[Start of Given entries]

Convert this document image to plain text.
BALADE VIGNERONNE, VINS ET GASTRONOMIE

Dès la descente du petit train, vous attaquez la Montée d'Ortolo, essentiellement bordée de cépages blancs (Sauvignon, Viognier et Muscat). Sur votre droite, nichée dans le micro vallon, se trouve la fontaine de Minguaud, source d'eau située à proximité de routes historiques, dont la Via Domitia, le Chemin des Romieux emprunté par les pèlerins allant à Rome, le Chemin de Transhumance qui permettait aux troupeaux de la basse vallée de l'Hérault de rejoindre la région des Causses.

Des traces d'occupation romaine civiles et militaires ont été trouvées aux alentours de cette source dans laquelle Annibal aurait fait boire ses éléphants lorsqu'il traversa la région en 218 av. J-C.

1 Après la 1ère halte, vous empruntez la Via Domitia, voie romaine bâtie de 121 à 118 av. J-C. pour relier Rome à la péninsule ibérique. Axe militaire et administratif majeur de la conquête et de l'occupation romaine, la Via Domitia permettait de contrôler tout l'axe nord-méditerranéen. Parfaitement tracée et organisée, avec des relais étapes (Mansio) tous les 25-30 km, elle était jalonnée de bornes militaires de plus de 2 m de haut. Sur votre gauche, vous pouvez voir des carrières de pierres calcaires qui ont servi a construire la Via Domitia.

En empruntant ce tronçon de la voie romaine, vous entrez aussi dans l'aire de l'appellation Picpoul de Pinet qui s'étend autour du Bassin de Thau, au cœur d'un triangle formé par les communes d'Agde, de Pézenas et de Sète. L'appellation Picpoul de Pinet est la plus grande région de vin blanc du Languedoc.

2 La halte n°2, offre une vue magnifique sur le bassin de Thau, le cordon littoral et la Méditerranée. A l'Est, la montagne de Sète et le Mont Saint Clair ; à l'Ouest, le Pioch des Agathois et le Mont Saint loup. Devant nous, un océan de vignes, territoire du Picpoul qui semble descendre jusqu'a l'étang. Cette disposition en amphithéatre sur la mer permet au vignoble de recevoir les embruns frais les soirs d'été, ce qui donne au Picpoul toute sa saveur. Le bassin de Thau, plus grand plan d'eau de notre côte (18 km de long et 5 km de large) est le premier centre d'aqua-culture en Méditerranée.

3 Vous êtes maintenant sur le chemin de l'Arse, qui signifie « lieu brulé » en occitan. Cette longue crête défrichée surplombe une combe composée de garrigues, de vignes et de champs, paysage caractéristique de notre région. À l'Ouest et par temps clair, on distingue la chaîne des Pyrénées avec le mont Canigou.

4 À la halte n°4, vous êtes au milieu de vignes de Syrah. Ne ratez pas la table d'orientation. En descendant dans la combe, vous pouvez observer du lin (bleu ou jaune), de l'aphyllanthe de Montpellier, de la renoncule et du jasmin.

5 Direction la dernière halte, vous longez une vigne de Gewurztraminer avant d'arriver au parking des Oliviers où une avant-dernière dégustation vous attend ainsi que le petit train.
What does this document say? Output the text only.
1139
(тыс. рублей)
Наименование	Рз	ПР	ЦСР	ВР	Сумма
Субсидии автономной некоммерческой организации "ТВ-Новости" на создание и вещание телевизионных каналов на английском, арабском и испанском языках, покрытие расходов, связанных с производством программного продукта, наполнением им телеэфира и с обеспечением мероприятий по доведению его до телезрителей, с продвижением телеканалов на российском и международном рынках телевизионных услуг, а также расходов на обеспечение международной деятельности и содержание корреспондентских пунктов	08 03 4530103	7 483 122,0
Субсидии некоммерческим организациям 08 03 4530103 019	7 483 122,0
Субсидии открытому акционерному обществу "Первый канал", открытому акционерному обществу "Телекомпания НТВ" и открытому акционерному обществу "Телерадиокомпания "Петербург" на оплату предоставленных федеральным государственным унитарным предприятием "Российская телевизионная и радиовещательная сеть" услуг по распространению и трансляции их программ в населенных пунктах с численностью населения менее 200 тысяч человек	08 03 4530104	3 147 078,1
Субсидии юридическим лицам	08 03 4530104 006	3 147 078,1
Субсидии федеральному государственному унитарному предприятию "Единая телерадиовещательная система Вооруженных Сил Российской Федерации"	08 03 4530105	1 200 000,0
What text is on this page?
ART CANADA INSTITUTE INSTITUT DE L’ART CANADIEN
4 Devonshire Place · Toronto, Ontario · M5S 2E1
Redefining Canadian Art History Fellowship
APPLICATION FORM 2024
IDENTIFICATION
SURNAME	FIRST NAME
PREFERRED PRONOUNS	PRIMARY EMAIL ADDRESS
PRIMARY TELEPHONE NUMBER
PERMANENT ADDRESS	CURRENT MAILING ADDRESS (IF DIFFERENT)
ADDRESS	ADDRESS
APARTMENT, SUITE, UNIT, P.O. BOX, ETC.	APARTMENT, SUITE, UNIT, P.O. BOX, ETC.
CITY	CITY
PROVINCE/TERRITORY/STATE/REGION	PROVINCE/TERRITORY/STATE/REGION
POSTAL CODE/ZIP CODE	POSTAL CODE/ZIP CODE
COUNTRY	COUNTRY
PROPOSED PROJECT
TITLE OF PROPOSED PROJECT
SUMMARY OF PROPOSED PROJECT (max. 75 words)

[End of Given entries]

### [Brief]
Please copy out each record, character for character.

### [Full output]
Convert this document image to plain text.
BALADE VIGNERONNE, VINS ET GASTRONOMIE

Dès la descente du petit train, vous attaquez la Montée d'Ortolo, essentiellement bordée de cépages blancs (Sauvignon, Viognier et Muscat). Sur votre droite, nichée dans le micro vallon, se trouve la fontaine de Minguaud, source d'eau située à proximité de routes historiques, dont la Via Domitia, le Chemin des Romieux emprunté par les pèlerins allant à Rome, le Chemin de Transhumance qui permettait aux troupeaux de la basse vallée de l'Hérault de rejoindre la région des Causses.

Des traces d'occupation romaine civiles et militaires ont été trouvées aux alentours de cette source dans laquelle Annibal aurait fait boire ses éléphants lorsqu'il traversa la région en 218 av. J-C.

1 Après la 1ère halte, vous empruntez la Via Domitia, voie romaine bâtie de 121 à 118 av. J-C. pour relier Rome à la péninsule ibérique. Axe militaire et administratif majeur de la conquête et de l'occupation romaine, la Via Domitia permettait de contrôler tout l'axe nord-méditerranéen. Parfaitement tracée et organisée, avec des relais étapes (Mansio) tous les 25-30 km, elle était jalonnée de bornes militaires de plus de 2 m de haut. Sur votre gauche, vous pouvez voir des carrières de pierres calcaires qui ont servi a construire la Via Domitia.

En empruntant ce tronçon de la voie romaine, vous entrez aussi dans l'aire de l'appellation Picpoul de Pinet qui s'étend autour du Bassin de Thau, au cœur d'un triangle formé par les communes d'Agde, de Pézenas et de Sète. L'appellation Picpoul de Pinet est la plus grande région de vin blanc du Languedoc.

2 La halte n°2, offre une vue magnifique sur le bassin de Thau, le cordon littoral et la Méditerranée. A l'Est, la montagne de Sète et le Mont Saint Clair ; à l'Ouest, le Pioch des Agathois et le Mont Saint loup. Devant nous, un océan de vignes, territoire du Picpoul qui semble descendre jusqu'a l'étang. Cette disposition en amphithéatre sur la mer permet au vignoble de recevoir les embruns frais les soirs d'été, ce qui donne au Picpoul toute sa saveur. Le bassin de Thau, plus grand plan d'eau de notre côte (18 km de long et 5 km de large) est le premier centre d'aqua-culture en Méditerranée.

3 Vous êtes maintenant sur le chemin de l'Arse, qui signifie « lieu brulé » en occitan. Cette longue crête défrichée surplombe une combe composée de garrigues, de vignes et de champs, paysage caractéristique de notre région. À l'Ouest et par temps clair, on distingue la chaîne des Pyrénées avec le mont Canigou.

4 À la halte n°4, vous êtes au milieu de vignes de Syrah. Ne ratez pas la table d'orientation. En descendant dans la combe, vous pouvez observer du lin (bleu ou jaune), de l'aphyllanthe de Montpellier, de la renoncule et du jasmin.

5 Direction la dernière halte, vous longez une vigne de Gewurztraminer avant d'arriver au parking des Oliviers où une avant-dernière dégustation vous attend ainsi que le petit train.
What does this document say? Output the text only.
1139
(тыс. рублей)
Наименование	Рз	ПР	ЦСР	ВР	Сумма
Субсидии автономной некоммерческой организации "ТВ-Новости" на создание и вещание телевизионных каналов на английском, арабском и испанском языках, покрытие расходов, связанных с производством программного продукта, наполнением им телеэфира и с обеспечением мероприятий по доведению его до телезрителей, с продвижением телеканалов на российском и международном рынках телевизионных услуг, а также расходов на обеспечение международной деятельности и содержание корреспондентских пунктов	08 03 4530103	7 483 122,0
Субсидии некоммерческим организациям 08 03 4530103 019	7 483 122,0
Субсидии открытому акционерному обществу "Первый канал", открытому акционерному обществу "Телекомпания НТВ" и открытому акционерному обществу "Телерадиокомпания "Петербург" на оплату предоставленных федеральным государственным унитарным предприятием "Российская телевизионная и радиовещательная сеть" услуг по распространению и трансляции их программ в населенных пунктах с численностью населения менее 200 тысяч человек	08 03 4530104	3 147 078,1
Субсидии юридическим лицам	08 03 4530104 006	3 147 078,1
Субсидии федеральному государственному унитарному предприятию "Единая телерадиовещательная система Вооруженных Сил Российской Федерации"	08 03 4530105	1 200 000,0
What text is on this page?
ART CANADA INSTITUTE INSTITUT DE L’ART CANADIEN
4 Devonshire Place · Toronto, Ontario · M5S 2E1
Redefining Canadian Art History Fellowship
APPLICATION FORM 2024
IDENTIFICATION
SURNAME	FIRST NAME
PREFERRED PRONOUNS	PRIMARY EMAIL ADDRESS
PRIMARY TELEPHONE NUMBER
PERMANENT ADDRESS	CURRENT MAILING ADDRESS (IF DIFFERENT)
ADDRESS	ADDRESS
APARTMENT, SUITE, UNIT, P.O. BOX, ETC.	APARTMENT, SUITE, UNIT, P.O. BOX, ETC.
CITY	CITY
PROVINCE/TERRITORY/STATE/REGION	PROVINCE/TERRITORY/STATE/REGION
POSTAL CODE/ZIP CODE	POSTAL CODE/ZIP CODE
COUNTRY	COUNTRY
PROPOSED PROJECT
TITLE OF PROPOSED PROJECT
SUMMARY OF PROPOSED PROJECT (max. 75 words)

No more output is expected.